Read the records and gather each line that includes "name".
───── Items ─────
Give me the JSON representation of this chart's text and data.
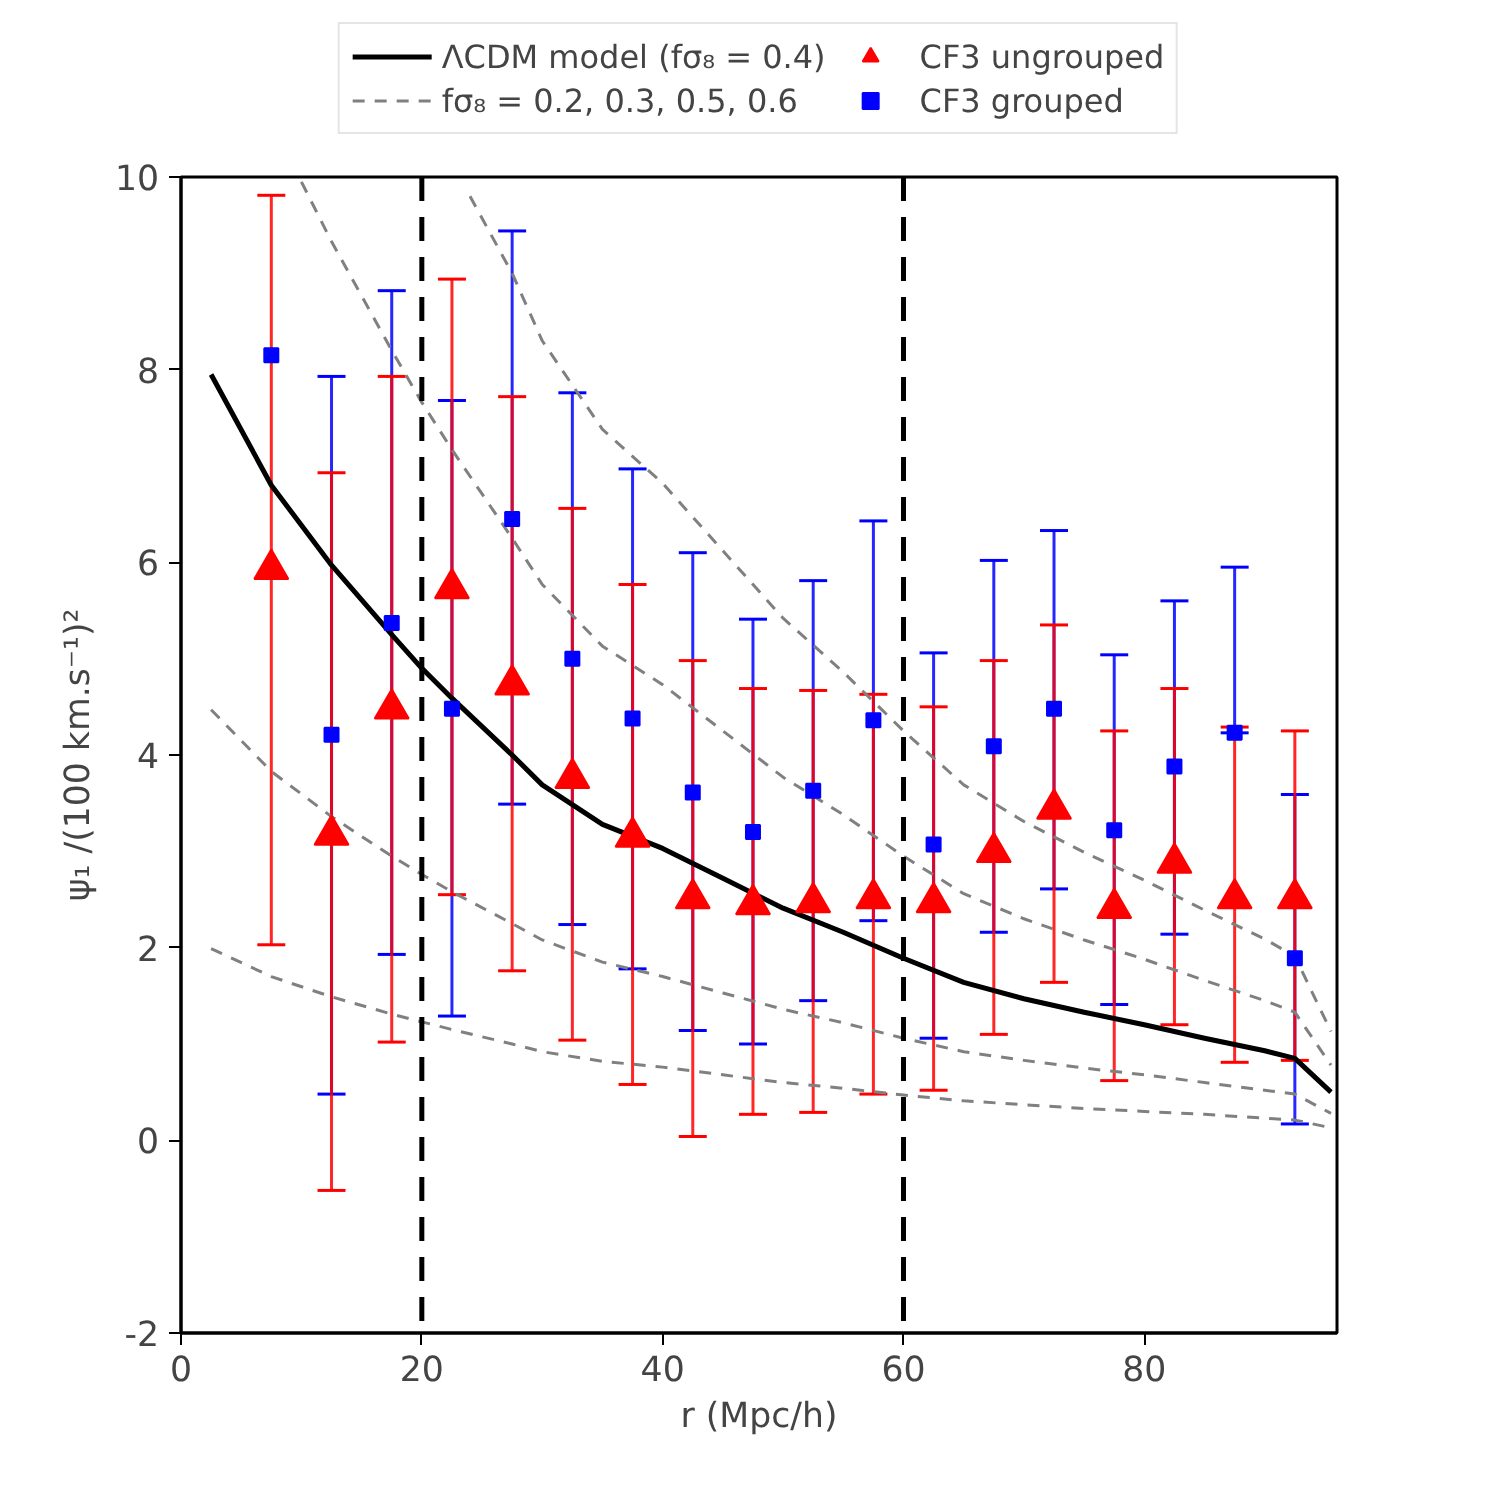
{
  "chart_data": {
    "type": "scatter",
    "xlabel": "r (Mpc/h)",
    "ylabel": "ψ₁ /(100 km.s⁻¹)²",
    "x": [
      7.5,
      12.5,
      17.5,
      22.5,
      27.5,
      32.5,
      37.5,
      42.5,
      47.5,
      52.5,
      57.5,
      62.5,
      67.5,
      72.5,
      77.5,
      82.5,
      87.5,
      92.5
    ],
    "xlim": [
      0,
      96
    ],
    "xticks": [
      0,
      20,
      40,
      60,
      80
    ],
    "ylim": [
      -2,
      10
    ],
    "yticks": [
      -2,
      0,
      2,
      4,
      6,
      8,
      10
    ],
    "grid": false,
    "legend": "top",
    "ref_lines": [
      {
        "axis": "x",
        "value": 20,
        "color": "#000000",
        "line_style": "dashed"
      },
      {
        "axis": "x",
        "value": 60,
        "color": "#000000",
        "line_style": "dashed"
      }
    ],
    "series": [
      {
        "type": "line",
        "name": "ΛCDM model (fσ₈ = 0.4)",
        "color": "#000000",
        "line_style": "solid",
        "x": [
          2.5,
          7.5,
          12.5,
          17.5,
          20,
          22.5,
          27.5,
          30,
          35,
          40,
          45,
          50,
          55,
          60,
          65,
          70,
          75,
          80,
          85,
          90,
          92.5,
          95.5
        ],
        "values": [
          7.95,
          6.8,
          5.97,
          5.25,
          4.9,
          4.59,
          4.0,
          3.69,
          3.28,
          3.03,
          2.72,
          2.41,
          2.16,
          1.89,
          1.64,
          1.47,
          1.33,
          1.2,
          1.06,
          0.93,
          0.85,
          0.5
        ]
      },
      {
        "type": "line",
        "name": "fσ₈ = 0.2, 0.3, 0.5, 0.6",
        "color": "#808080",
        "line_style": "dashed",
        "x": [
          2.5,
          7.5,
          12.5,
          17.5,
          20,
          22.5,
          27.5,
          30,
          35,
          40,
          45,
          50,
          55,
          60,
          65,
          70,
          75,
          80,
          85,
          90,
          92.5,
          95.5
        ],
        "values": [
          1.99,
          1.7,
          1.49,
          1.31,
          1.23,
          1.15,
          1.0,
          0.92,
          0.82,
          0.76,
          0.68,
          0.6,
          0.54,
          0.47,
          0.41,
          0.37,
          0.33,
          0.3,
          0.27,
          0.23,
          0.21,
          0.13
        ]
      },
      {
        "type": "line",
        "color": "#808080",
        "line_style": "dashed",
        "x": [
          2.5,
          7.5,
          12.5,
          17.5,
          20,
          22.5,
          27.5,
          30,
          35,
          40,
          45,
          50,
          55,
          60,
          65,
          70,
          75,
          80,
          85,
          90,
          92.5,
          95.5
        ],
        "values": [
          4.47,
          3.83,
          3.36,
          2.95,
          2.76,
          2.58,
          2.25,
          2.08,
          1.85,
          1.7,
          1.53,
          1.36,
          1.22,
          1.06,
          0.92,
          0.83,
          0.75,
          0.68,
          0.6,
          0.52,
          0.48,
          0.28
        ]
      },
      {
        "type": "line",
        "color": "#808080",
        "line_style": "dashed",
        "x": [
          10,
          12.5,
          17.5,
          20,
          22.5,
          27.5,
          30,
          35,
          40,
          45,
          50,
          55,
          60,
          65,
          70,
          75,
          80,
          85,
          90,
          92.5,
          95.5
        ],
        "values": [
          9.95,
          9.33,
          8.2,
          7.66,
          7.17,
          6.25,
          5.77,
          5.13,
          4.73,
          4.25,
          3.77,
          3.38,
          2.95,
          2.56,
          2.3,
          2.08,
          1.88,
          1.66,
          1.45,
          1.33,
          0.78
        ]
      },
      {
        "type": "line",
        "color": "#808080",
        "line_style": "dashed",
        "x": [
          24,
          27.5,
          30,
          35,
          40,
          45,
          50,
          55,
          60,
          65,
          70,
          75,
          80,
          85,
          90,
          92.5,
          95.5
        ],
        "values": [
          9.8,
          9.0,
          8.3,
          7.38,
          6.82,
          6.12,
          5.42,
          4.86,
          4.25,
          3.69,
          3.31,
          2.99,
          2.7,
          2.39,
          2.09,
          1.91,
          1.13
        ]
      },
      {
        "name": "CF3 ungrouped",
        "color": "#ff0000",
        "marker": "triangle",
        "values": [
          5.93,
          3.17,
          4.48,
          5.73,
          4.73,
          3.76,
          3.15,
          2.51,
          2.45,
          2.47,
          2.51,
          2.47,
          2.99,
          3.44,
          2.41,
          2.88,
          2.51,
          2.51
        ],
        "errors": [
          [
            2.03,
            9.81
          ],
          [
            -0.52,
            6.93
          ],
          [
            1.02,
            7.93
          ],
          [
            2.55,
            8.94
          ],
          [
            1.76,
            7.72
          ],
          [
            1.04,
            6.56
          ],
          [
            0.58,
            5.77
          ],
          [
            0.04,
            4.98
          ],
          [
            0.27,
            4.69
          ],
          [
            0.29,
            4.67
          ],
          [
            0.48,
            4.63
          ],
          [
            0.52,
            4.5
          ],
          [
            1.1,
            4.98
          ],
          [
            1.64,
            5.35
          ],
          [
            0.62,
            4.25
          ],
          [
            1.2,
            4.69
          ],
          [
            0.81,
            4.29
          ],
          [
            0.83,
            4.25
          ]
        ]
      },
      {
        "name": "CF3 grouped",
        "color": "#0000ff",
        "marker": "square",
        "values": [
          8.15,
          4.21,
          5.37,
          4.48,
          6.45,
          5.0,
          4.38,
          3.61,
          3.2,
          3.63,
          4.36,
          3.07,
          4.09,
          4.48,
          3.22,
          3.88,
          4.23,
          1.89
        ],
        "errors": [
          null,
          [
            0.48,
            7.93
          ],
          [
            1.93,
            8.82
          ],
          [
            1.29,
            7.68
          ],
          [
            3.49,
            9.44
          ],
          [
            2.24,
            7.76
          ],
          [
            1.78,
            6.97
          ],
          [
            1.14,
            6.1
          ],
          [
            1.0,
            5.41
          ],
          [
            1.45,
            5.81
          ],
          [
            2.28,
            6.43
          ],
          [
            1.06,
            5.06
          ],
          [
            2.16,
            6.02
          ],
          [
            2.61,
            6.33
          ],
          [
            1.41,
            5.04
          ],
          [
            2.14,
            5.6
          ],
          [
            4.23,
            5.95
          ],
          [
            0.17,
            3.59
          ]
        ]
      }
    ]
  }
}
─────
Exercise answer
        "name": "ΛCDM model (fσ₈ = 0.4)",
        "name": "fσ₈ = 0.2, 0.3, 0.5, 0.6",
        "name": "CF3 ungrouped",
        "name": "CF3 grouped",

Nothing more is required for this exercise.